DESCRIPTION OF THE TASK>
Copy out each line of the material in which the word "arrow" appears.

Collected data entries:
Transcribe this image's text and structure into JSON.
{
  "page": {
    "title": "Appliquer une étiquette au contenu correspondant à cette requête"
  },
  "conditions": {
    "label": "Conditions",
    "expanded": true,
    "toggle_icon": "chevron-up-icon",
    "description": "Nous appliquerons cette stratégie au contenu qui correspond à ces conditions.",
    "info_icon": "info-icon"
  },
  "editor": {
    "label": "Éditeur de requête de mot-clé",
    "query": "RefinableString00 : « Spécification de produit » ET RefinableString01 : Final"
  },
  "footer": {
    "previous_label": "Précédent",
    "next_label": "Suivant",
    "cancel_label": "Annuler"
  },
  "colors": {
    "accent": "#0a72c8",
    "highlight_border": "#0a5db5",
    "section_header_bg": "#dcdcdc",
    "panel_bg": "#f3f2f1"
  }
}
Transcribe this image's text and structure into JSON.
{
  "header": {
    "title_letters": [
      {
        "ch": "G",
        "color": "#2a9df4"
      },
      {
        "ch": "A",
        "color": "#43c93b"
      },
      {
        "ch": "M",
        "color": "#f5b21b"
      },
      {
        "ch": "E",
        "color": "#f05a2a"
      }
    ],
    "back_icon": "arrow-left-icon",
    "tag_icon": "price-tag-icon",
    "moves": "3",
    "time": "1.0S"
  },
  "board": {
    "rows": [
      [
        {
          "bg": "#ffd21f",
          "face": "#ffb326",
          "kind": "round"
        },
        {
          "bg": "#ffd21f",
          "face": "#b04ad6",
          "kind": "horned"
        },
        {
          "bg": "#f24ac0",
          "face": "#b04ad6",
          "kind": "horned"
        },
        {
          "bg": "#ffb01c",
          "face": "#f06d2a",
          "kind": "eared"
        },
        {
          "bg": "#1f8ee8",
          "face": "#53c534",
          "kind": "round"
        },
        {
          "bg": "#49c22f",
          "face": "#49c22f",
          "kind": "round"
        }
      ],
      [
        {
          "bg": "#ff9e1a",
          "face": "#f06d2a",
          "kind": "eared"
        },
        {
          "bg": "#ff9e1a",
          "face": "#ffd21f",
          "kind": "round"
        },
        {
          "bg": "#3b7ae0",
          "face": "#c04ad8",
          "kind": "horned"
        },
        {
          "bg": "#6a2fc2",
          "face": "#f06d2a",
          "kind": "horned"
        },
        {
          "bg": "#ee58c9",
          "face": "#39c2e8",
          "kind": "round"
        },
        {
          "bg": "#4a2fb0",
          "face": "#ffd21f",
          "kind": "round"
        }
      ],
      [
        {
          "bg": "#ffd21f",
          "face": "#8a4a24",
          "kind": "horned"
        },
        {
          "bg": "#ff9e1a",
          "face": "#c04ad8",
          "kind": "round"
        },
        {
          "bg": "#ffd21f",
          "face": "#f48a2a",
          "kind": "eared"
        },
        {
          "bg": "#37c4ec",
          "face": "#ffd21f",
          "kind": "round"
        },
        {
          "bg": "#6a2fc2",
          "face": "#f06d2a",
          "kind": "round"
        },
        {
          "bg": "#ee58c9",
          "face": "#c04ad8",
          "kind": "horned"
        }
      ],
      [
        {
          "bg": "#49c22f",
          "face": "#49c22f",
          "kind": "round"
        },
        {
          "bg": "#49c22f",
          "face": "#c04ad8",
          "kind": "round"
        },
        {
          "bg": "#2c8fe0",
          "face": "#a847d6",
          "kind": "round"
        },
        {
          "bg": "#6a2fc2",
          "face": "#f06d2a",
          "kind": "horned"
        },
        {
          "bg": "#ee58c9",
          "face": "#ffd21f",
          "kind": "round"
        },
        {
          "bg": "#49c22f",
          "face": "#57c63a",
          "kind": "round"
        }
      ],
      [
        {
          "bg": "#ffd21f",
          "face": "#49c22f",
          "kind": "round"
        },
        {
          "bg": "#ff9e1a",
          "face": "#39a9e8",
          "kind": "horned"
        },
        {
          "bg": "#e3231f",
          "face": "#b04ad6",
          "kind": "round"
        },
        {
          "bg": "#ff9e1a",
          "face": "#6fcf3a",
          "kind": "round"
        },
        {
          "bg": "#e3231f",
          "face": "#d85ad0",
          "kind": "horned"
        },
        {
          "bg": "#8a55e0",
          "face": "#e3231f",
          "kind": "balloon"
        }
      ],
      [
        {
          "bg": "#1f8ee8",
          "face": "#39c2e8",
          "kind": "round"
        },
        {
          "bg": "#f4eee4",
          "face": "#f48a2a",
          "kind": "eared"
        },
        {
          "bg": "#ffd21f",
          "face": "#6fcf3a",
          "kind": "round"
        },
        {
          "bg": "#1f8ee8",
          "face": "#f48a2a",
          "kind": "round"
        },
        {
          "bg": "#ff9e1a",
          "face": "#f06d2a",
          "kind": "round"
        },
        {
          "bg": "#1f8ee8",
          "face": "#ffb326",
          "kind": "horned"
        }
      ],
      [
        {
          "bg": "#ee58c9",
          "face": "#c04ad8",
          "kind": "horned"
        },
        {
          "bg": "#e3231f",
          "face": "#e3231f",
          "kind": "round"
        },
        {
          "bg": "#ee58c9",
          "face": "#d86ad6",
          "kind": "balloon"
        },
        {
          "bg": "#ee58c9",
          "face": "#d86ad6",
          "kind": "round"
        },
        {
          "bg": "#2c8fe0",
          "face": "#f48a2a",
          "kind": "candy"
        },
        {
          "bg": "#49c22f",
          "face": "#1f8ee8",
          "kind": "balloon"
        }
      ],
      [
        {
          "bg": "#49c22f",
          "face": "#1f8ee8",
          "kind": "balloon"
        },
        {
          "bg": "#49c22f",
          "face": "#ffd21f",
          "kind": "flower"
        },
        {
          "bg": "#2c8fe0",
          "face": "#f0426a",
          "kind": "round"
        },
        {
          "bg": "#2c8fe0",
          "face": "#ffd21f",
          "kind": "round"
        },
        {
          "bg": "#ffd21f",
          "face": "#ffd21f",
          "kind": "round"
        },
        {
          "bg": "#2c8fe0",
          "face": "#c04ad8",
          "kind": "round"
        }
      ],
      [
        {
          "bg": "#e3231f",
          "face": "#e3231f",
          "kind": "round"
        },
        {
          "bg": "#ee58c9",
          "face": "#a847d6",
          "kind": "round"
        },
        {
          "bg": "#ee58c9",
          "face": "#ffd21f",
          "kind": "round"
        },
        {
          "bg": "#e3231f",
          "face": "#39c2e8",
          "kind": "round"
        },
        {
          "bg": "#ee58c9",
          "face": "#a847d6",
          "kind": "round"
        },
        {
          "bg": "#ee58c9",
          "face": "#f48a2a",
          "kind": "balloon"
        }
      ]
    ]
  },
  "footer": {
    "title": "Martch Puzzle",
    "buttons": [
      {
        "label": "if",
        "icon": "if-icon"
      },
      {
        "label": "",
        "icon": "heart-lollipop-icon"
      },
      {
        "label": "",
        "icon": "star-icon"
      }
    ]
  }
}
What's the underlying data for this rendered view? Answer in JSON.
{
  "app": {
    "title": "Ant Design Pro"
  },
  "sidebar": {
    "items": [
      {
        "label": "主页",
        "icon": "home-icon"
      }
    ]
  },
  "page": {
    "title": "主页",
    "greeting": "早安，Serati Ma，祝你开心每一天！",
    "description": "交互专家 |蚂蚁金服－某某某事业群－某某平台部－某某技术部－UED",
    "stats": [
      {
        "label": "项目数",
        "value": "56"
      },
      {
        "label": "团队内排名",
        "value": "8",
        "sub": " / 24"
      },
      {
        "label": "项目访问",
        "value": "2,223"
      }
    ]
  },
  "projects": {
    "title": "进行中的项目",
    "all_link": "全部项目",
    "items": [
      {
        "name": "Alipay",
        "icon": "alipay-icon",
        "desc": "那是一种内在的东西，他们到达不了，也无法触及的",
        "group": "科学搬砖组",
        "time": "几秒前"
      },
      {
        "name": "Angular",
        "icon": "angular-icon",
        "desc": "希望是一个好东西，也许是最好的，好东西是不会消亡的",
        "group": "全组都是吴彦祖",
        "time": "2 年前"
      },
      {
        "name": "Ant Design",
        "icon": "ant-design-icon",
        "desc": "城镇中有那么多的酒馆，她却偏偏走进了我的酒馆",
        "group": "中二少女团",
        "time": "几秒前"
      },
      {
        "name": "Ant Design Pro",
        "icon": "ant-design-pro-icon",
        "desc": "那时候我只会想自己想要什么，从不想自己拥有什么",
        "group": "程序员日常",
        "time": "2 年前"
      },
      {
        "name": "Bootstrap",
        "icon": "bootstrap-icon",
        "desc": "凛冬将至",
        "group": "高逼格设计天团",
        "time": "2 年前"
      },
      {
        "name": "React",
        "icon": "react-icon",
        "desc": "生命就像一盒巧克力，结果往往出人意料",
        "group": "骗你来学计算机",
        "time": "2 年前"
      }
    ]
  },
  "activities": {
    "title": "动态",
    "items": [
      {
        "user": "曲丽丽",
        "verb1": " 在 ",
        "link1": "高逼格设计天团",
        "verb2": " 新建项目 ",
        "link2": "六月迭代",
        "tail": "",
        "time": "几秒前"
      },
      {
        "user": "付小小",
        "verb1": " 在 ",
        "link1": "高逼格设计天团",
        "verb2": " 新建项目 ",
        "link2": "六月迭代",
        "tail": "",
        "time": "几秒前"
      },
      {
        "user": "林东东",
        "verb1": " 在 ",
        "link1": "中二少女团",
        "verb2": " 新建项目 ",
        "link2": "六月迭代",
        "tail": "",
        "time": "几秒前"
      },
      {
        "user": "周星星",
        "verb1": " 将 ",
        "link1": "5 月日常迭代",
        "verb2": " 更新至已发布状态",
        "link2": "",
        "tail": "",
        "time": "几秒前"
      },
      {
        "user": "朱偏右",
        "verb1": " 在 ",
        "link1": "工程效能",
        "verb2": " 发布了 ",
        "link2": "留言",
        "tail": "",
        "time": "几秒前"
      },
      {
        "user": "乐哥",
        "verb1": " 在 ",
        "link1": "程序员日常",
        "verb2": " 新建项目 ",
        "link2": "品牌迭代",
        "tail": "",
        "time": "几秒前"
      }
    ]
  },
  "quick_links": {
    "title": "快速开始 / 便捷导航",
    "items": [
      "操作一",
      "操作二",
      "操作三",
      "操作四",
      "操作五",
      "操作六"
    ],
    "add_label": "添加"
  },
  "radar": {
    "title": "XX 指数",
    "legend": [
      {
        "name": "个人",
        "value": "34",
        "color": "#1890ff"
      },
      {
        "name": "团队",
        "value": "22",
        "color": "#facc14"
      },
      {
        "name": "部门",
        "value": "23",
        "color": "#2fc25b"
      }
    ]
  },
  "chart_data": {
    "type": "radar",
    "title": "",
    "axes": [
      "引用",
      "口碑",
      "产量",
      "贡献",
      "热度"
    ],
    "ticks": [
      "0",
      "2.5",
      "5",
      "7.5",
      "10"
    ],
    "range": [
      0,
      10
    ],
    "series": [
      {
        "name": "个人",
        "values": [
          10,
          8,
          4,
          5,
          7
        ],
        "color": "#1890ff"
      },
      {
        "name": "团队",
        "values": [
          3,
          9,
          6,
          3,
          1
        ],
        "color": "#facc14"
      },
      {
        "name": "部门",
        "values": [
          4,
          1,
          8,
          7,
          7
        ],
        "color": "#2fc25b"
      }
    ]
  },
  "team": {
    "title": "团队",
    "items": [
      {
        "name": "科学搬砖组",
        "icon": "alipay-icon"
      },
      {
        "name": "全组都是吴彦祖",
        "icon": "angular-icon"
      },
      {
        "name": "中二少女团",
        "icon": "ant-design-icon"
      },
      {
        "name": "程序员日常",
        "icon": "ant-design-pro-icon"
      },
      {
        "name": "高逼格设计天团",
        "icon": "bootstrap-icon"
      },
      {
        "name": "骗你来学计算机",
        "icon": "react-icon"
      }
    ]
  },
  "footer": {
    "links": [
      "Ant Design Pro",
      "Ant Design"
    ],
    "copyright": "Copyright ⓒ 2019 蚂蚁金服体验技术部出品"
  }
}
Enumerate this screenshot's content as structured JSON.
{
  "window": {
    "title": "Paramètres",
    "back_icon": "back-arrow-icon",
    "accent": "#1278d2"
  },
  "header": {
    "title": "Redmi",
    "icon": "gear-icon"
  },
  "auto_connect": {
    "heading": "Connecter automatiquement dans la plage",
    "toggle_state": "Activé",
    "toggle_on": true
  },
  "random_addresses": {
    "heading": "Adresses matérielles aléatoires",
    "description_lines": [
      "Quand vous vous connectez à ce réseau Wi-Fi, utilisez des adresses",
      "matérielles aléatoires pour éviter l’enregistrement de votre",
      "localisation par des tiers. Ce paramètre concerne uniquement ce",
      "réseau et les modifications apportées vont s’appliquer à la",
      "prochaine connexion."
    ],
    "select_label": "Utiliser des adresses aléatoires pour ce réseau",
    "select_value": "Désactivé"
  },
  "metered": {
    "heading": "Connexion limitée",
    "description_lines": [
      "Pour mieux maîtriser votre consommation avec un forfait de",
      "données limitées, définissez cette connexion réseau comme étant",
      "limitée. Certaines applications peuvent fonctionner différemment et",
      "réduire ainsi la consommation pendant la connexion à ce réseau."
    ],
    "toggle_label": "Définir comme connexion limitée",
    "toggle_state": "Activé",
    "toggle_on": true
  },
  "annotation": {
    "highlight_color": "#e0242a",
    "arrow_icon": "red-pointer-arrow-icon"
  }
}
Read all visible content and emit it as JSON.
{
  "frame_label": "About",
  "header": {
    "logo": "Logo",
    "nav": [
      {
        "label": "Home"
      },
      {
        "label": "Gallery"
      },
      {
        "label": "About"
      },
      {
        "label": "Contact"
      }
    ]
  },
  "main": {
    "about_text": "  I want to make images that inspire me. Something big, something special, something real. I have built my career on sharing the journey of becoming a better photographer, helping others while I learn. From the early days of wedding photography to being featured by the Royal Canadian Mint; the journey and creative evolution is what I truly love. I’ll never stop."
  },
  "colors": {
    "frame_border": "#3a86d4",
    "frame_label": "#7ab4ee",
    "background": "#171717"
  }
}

RESULT OF THE EXERCISE>
    "back_icon": "arrow-left-icon",
    "back_icon": "back-arrow-icon",
    "arrow_icon": "red-pointer-arrow-icon"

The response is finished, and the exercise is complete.